● **STATED PROBLEM**
With the pictures omitted, write out the entries that follow exactly as they stand.

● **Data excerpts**
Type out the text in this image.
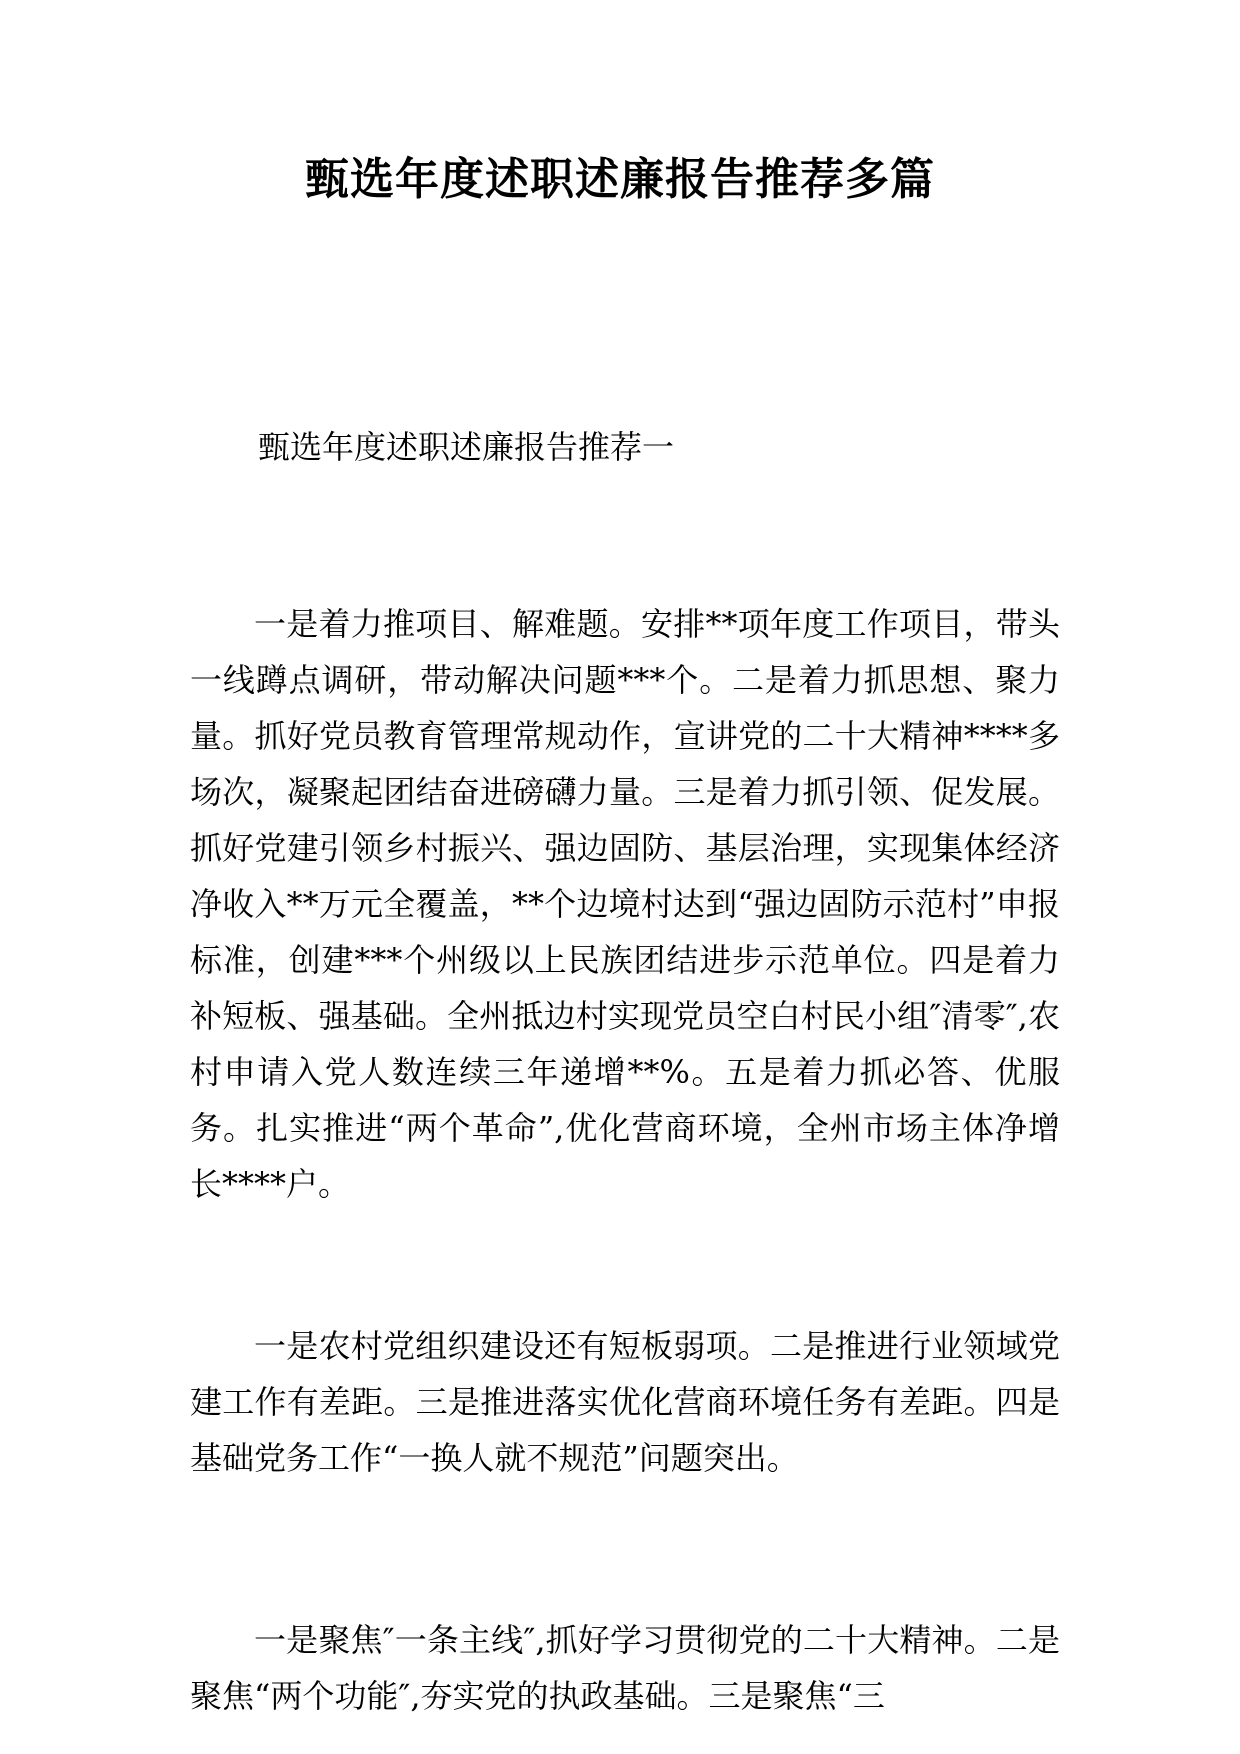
甄选年度述职述廉报告推荐多篇

甄选年度述职述廉报告推荐一

一是着力推项目、解难题。安排**项年度工作项目，带头一线蹲点调研，带动解决问题***个。二是着力抓思想、聚力量。抓好党员教育管理常规动作，宣讲党的二十大精神****多场次，凝聚起团结奋进磅礴力量。三是着力抓引领、促发展。抓好党建引领乡村振兴、强边固防、基层治理，实现集体经济净收入**万元全覆盖，**个边境村达到“强边固防示范村”申报标准，创建***个州级以上民族团结进步示范单位。四是着力补短板、强基础。全州抵边村实现党员空白村民小组″清零″,农村申请入党人数连续三年递增**%。五是着力抓必答、优服务。扎实推进“两个革命”,优化营商环境，全州市场主体净增长****户。

一是农村党组织建设还有短板弱项。二是推进行业领域党建工作有差距。三是推进落实优化营商环境任务有差距。四是基础党务工作“一换人就不规范”问题突出。

一是聚焦″一条主线″,抓好学习贯彻党的二十大精神。二是聚焦“两个功能″,夯实党的执政基础。三是聚焦“三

● **SOLUTION FOR THIS EXERCISE**
Type out the text in this image.
甄选年度述职述廉报告推荐多篇

甄选年度述职述廉报告推荐一

一是着力推项目、解难题。安排**项年度工作项目，带头一线蹲点调研，带动解决问题***个。二是着力抓思想、聚力量。抓好党员教育管理常规动作，宣讲党的二十大精神****多场次，凝聚起团结奋进磅礴力量。三是着力抓引领、促发展。抓好党建引领乡村振兴、强边固防、基层治理，实现集体经济净收入**万元全覆盖，**个边境村达到“强边固防示范村”申报标准，创建***个州级以上民族团结进步示范单位。四是着力补短板、强基础。全州抵边村实现党员空白村民小组″清零″,农村申请入党人数连续三年递增**%。五是着力抓必答、优服务。扎实推进“两个革命”,优化营商环境，全州市场主体净增长****户。

一是农村党组织建设还有短板弱项。二是推进行业领域党建工作有差距。三是推进落实优化营商环境任务有差距。四是基础党务工作“一换人就不规范”问题突出。

一是聚焦″一条主线″,抓好学习贯彻党的二十大精神。二是聚焦“两个功能″,夯实党的执政基础。三是聚焦“三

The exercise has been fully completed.